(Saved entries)
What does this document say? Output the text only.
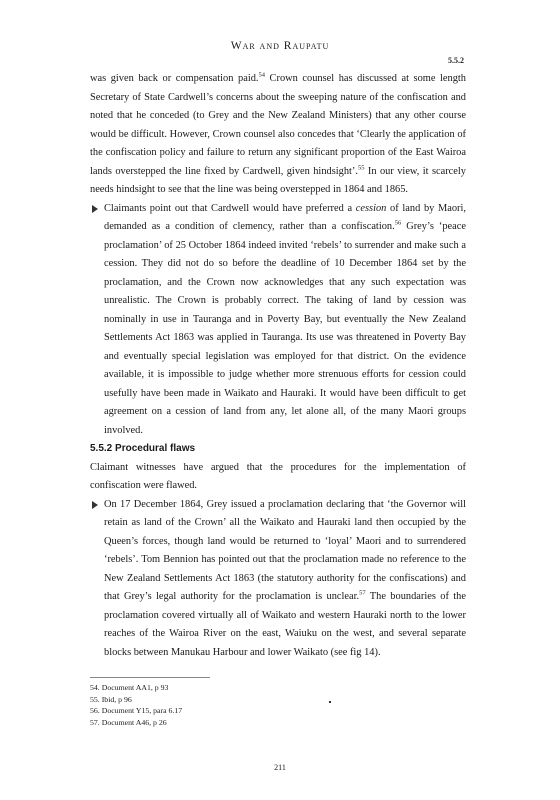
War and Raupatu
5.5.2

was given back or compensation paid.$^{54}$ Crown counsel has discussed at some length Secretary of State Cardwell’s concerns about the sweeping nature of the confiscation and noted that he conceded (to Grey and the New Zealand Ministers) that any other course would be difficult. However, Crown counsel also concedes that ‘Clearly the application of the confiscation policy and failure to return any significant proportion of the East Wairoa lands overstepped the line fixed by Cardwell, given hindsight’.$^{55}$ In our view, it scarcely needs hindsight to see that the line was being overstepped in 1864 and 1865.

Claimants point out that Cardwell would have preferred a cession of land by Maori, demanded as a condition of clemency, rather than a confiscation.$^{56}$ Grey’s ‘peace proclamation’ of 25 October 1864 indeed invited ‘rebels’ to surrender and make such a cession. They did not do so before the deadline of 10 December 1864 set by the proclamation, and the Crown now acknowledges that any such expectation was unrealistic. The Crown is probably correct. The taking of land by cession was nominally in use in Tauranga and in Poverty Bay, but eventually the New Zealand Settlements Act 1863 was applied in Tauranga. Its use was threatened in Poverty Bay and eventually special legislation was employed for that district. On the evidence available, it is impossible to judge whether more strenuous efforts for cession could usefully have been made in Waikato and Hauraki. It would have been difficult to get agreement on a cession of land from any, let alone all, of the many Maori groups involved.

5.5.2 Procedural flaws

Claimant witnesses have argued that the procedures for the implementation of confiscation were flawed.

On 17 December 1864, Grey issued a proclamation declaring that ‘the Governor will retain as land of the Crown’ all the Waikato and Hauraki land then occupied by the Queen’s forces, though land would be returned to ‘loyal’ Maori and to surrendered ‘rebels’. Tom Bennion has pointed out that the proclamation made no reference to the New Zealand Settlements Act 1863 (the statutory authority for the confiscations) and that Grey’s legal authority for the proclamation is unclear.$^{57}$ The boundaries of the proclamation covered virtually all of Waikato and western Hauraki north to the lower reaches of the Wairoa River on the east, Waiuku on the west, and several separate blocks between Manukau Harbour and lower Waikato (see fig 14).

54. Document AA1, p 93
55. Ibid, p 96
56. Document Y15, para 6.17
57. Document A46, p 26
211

• [EXERCISE]:
Select every line where the word "Waikato" occurs.

• [EXERCISE RESULT]:
Claimants point out that Cardwell would have preferred a cession of land by Maori, demanded as a condition of clemency, rather than a confiscation.$^{56}$ Grey’s ‘peace proclamation’ of 25 October 1864 indeed invited ‘rebels’ to surrender and make such a cession. They did not do so before the deadline of 10 December 1864 set by the proclamation, and the Crown now acknowledges that any such expectation was unrealistic. The Crown is probably correct. The taking of land by cession was nominally in use in Tauranga and in Poverty Bay, but eventually the New Zealand Settlements Act 1863 was applied in Tauranga. Its use was threatened in Poverty Bay and eventually special legislation was employed for that district. On the evidence available, it is impossible to judge whether more strenuous efforts for cession could usefully have been made in Waikato and Hauraki. It would have been difficult to get agreement on a cession of land from any, let alone all, of the many Maori groups involved.
On 17 December 1864, Grey issued a proclamation declaring that ‘the Governor will retain as land of the Crown’ all the Waikato and Hauraki land then occupied by the Queen’s forces, though land would be returned to ‘loyal’ Maori and to surrendered ‘rebels’. Tom Bennion has pointed out that the proclamation made no reference to the New Zealand Settlements Act 1863 (the statutory authority for the confiscations) and that Grey’s legal authority for the proclamation is unclear.$^{57}$ The boundaries of the proclamation covered virtually all of Waikato and western Hauraki north to the lower reaches of the Wairoa River on the east, Waiuku on the west, and several separate blocks between Manukau Harbour and lower Waikato (see fig 14).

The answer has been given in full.